═══ Exercise materials ═══

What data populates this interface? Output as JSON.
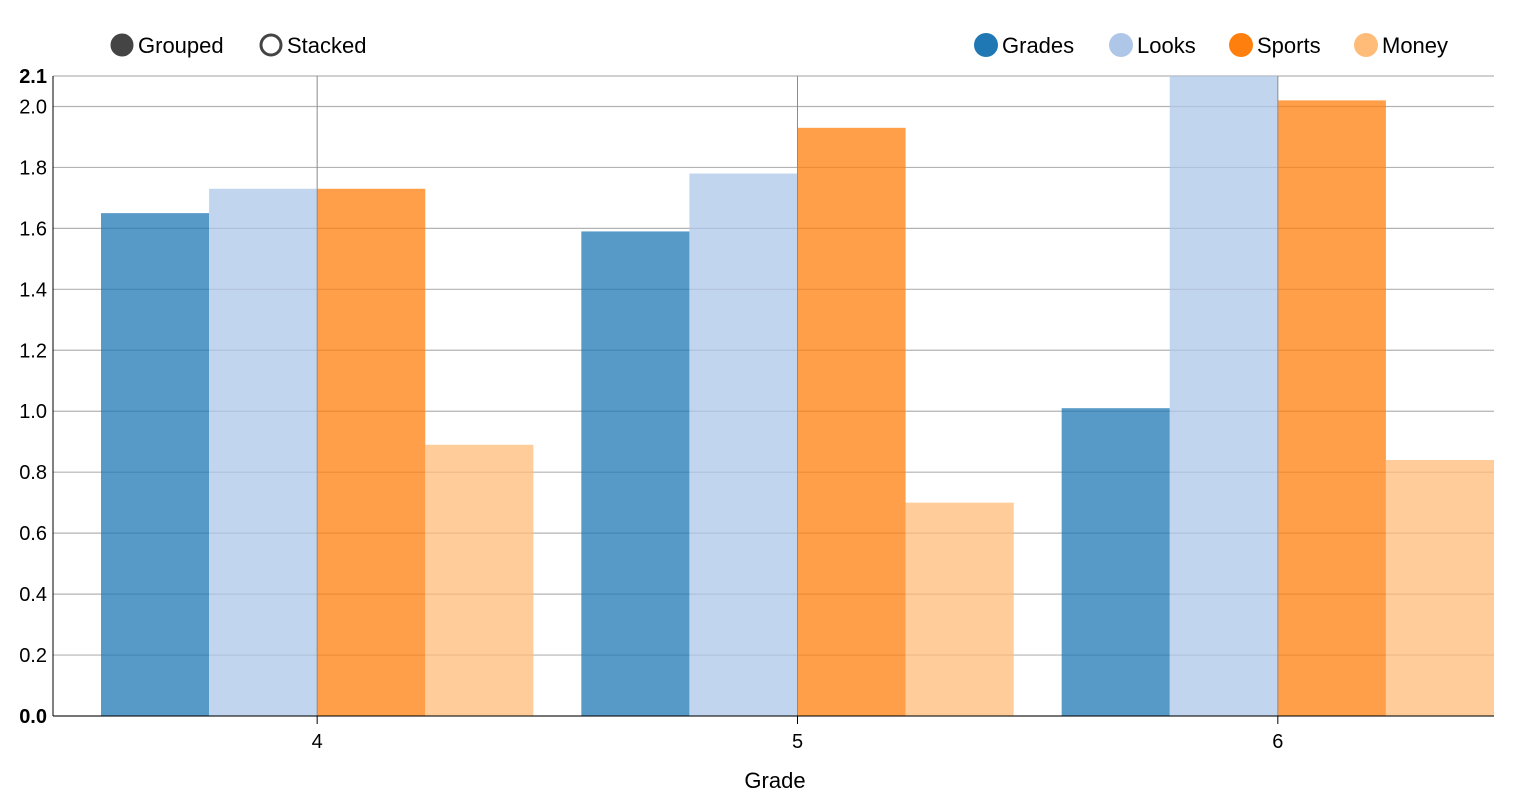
{
  "controls": [
    {
      "label": "Grouped",
      "selected": true
    },
    {
      "label": "Stacked",
      "selected": false
    }
  ],
  "chart_data": {
    "type": "bar",
    "mode": "grouped",
    "categories": [
      "4",
      "5",
      "6"
    ],
    "xlabel": "Grade",
    "ylabel": "",
    "ylim": [
      0,
      2.1
    ],
    "yticks": [
      "0.0",
      "0.2",
      "0.4",
      "0.6",
      "0.8",
      "1.0",
      "1.2",
      "1.4",
      "1.6",
      "1.8",
      "2.0",
      "2.1"
    ],
    "grid": true,
    "legend_position": "top-right",
    "series": [
      {
        "name": "Grades",
        "color": "#1f77b4",
        "values": [
          1.65,
          1.59,
          1.01
        ]
      },
      {
        "name": "Looks",
        "color": "#aec7e8",
        "values": [
          1.73,
          1.78,
          2.1
        ]
      },
      {
        "name": "Sports",
        "color": "#ff7f0e",
        "values": [
          1.73,
          1.93,
          2.02
        ]
      },
      {
        "name": "Money",
        "color": "#ffbb78",
        "values": [
          0.89,
          0.7,
          0.84
        ]
      }
    ]
  }
}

═══

Pictures in the records must not appear in the copy; transcribe everything else precisely.

What data populates this interface? Output as JSON.
{
  "controls": [
    {
      "label": "Grouped",
      "selected": true
    },
    {
      "label": "Stacked",
      "selected": false
    }
  ],
  "chart_data": {
    "type": "bar",
    "mode": "grouped",
    "categories": [
      "4",
      "5",
      "6"
    ],
    "xlabel": "Grade",
    "ylabel": "",
    "ylim": [
      0,
      2.1
    ],
    "yticks": [
      "0.0",
      "0.2",
      "0.4",
      "0.6",
      "0.8",
      "1.0",
      "1.2",
      "1.4",
      "1.6",
      "1.8",
      "2.0",
      "2.1"
    ],
    "grid": true,
    "legend_position": "top-right",
    "series": [
      {
        "name": "Grades",
        "color": "#1f77b4",
        "values": [
          1.65,
          1.59,
          1.01
        ]
      },
      {
        "name": "Looks",
        "color": "#aec7e8",
        "values": [
          1.73,
          1.78,
          2.1
        ]
      },
      {
        "name": "Sports",
        "color": "#ff7f0e",
        "values": [
          1.73,
          1.93,
          2.02
        ]
      },
      {
        "name": "Money",
        "color": "#ffbb78",
        "values": [
          0.89,
          0.7,
          0.84
        ]
      }
    ]
  }
}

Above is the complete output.